AIM OF THE EXERCISE: Copy the rows below verbatim, starting at the first row and ending with the line that contains "announcement-text: WORLDWIDE SHIPPING!", including both of those lines.

GIVEN RECORDS:
start
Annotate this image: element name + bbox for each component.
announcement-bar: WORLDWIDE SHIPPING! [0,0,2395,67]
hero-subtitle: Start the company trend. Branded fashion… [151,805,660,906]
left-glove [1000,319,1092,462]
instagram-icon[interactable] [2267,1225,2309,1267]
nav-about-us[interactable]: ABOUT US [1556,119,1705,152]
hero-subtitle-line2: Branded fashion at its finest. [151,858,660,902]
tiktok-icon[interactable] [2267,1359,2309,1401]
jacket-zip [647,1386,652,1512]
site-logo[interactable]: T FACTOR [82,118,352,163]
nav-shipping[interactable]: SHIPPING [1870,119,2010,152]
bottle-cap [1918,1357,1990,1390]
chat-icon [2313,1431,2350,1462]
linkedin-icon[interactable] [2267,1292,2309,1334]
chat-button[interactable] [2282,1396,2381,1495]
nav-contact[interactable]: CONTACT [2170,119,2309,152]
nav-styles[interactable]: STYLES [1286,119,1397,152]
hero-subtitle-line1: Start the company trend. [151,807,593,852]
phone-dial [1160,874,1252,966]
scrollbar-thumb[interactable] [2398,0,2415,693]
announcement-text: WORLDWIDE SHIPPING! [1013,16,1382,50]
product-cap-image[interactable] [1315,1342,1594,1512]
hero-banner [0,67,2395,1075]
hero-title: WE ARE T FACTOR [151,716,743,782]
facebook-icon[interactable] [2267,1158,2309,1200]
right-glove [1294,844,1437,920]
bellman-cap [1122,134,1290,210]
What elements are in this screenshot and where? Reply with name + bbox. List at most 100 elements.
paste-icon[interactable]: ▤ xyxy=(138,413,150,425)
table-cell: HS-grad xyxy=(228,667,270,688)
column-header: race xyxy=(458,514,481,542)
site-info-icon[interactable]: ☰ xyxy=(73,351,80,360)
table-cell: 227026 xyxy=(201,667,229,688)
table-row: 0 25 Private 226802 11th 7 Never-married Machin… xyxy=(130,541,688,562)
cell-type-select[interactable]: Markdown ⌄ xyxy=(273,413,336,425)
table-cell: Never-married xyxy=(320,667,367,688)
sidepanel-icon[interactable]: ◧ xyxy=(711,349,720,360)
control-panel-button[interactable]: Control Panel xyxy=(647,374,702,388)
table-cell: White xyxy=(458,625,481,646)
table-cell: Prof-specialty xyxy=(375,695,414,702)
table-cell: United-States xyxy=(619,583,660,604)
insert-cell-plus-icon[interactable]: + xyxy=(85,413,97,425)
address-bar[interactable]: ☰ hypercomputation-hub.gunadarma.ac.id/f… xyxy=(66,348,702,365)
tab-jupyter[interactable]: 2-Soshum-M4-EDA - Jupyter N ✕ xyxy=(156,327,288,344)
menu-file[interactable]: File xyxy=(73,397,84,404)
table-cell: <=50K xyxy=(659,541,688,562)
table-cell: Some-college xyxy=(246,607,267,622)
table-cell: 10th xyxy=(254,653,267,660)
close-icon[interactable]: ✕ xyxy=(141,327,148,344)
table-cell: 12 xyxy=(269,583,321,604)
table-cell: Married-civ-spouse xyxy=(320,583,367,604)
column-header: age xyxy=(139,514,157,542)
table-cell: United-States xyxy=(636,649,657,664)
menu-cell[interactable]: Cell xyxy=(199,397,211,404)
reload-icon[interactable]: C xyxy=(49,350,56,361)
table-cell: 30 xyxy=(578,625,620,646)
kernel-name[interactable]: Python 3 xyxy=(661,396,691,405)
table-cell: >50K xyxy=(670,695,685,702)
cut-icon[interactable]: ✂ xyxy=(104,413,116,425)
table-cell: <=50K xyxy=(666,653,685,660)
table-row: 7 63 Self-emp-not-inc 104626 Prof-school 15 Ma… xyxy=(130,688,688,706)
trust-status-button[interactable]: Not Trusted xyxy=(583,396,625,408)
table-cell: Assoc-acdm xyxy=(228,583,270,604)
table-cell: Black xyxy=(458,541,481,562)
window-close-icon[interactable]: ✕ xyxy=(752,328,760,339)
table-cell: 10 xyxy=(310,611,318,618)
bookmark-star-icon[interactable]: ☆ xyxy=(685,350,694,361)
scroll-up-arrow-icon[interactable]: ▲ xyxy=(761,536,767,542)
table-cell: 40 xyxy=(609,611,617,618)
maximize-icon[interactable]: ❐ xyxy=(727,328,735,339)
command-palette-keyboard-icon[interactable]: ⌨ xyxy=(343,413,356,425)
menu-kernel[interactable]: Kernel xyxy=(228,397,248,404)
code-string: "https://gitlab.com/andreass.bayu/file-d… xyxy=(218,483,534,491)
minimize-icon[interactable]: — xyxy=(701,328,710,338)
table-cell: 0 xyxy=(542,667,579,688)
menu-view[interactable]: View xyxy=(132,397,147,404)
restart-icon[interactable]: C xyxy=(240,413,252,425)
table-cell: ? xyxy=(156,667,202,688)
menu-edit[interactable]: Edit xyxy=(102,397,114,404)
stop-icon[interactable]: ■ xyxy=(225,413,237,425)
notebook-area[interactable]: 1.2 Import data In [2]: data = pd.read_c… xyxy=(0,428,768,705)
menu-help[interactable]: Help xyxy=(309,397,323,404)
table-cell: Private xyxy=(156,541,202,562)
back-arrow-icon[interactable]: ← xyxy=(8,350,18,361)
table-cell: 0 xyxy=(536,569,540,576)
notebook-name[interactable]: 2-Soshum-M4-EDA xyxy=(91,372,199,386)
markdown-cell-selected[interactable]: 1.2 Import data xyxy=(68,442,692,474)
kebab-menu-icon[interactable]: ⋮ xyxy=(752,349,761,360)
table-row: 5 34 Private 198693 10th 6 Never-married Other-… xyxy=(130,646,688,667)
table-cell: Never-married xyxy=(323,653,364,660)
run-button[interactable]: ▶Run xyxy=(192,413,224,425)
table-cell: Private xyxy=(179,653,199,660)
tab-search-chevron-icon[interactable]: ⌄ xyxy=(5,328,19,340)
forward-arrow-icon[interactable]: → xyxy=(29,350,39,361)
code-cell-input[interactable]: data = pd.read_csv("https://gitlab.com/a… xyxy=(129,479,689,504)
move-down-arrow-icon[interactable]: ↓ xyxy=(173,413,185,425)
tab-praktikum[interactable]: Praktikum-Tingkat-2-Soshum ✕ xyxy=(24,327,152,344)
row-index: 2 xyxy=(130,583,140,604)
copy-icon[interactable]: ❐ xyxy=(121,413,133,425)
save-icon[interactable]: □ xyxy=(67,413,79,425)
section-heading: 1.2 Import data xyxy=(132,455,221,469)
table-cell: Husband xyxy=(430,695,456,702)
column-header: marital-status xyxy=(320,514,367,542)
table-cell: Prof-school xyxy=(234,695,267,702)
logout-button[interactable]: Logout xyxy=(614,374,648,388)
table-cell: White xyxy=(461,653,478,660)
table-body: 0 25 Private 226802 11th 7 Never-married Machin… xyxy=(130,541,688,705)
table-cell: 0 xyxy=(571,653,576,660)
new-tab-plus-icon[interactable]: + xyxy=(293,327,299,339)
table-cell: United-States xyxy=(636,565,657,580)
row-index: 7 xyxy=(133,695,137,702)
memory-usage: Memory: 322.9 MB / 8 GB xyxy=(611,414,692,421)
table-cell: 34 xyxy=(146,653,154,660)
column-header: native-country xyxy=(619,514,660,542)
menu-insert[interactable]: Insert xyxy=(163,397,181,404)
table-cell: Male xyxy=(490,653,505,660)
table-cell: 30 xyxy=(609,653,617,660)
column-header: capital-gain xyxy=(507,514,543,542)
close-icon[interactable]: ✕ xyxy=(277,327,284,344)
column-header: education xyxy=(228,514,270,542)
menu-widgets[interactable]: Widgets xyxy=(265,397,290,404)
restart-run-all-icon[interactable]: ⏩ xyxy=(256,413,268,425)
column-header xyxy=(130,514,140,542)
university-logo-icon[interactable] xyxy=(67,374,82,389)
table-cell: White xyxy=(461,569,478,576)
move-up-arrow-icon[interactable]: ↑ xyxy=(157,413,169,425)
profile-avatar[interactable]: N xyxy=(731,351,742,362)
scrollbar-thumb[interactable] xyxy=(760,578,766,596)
end
RESPONSE BELOW:
Annotate this image: element name + bbox for each component.
announcement-bar: WORLDWIDE SHIPPING! [0,0,2395,67]
hero-subtitle: Start the company trend. Branded fashion… [151,805,660,906]
left-glove [1000,319,1092,462]
instagram-icon[interactable] [2267,1225,2309,1267]
nav-about-us[interactable]: ABOUT US [1556,119,1705,152]
hero-subtitle-line2: Branded fashion at its finest. [151,858,660,902]
tiktok-icon[interactable] [2267,1359,2309,1401]
jacket-zip [647,1386,652,1512]
site-logo[interactable]: T FACTOR [82,118,352,163]
nav-shipping[interactable]: SHIPPING [1870,119,2010,152]
bottle-cap [1918,1357,1990,1390]
chat-icon [2313,1431,2350,1462]
linkedin-icon[interactable] [2267,1292,2309,1334]
chat-button[interactable] [2282,1396,2381,1495]
nav-contact[interactable]: CONTACT [2170,119,2309,152]
nav-styles[interactable]: STYLES [1286,119,1397,152]
hero-subtitle-line1: Start the company trend. [151,807,593,852]
phone-dial [1160,874,1252,966]
scrollbar-thumb[interactable] [2398,0,2415,693]
announcement-text: WORLDWIDE SHIPPING! [1013,16,1382,50]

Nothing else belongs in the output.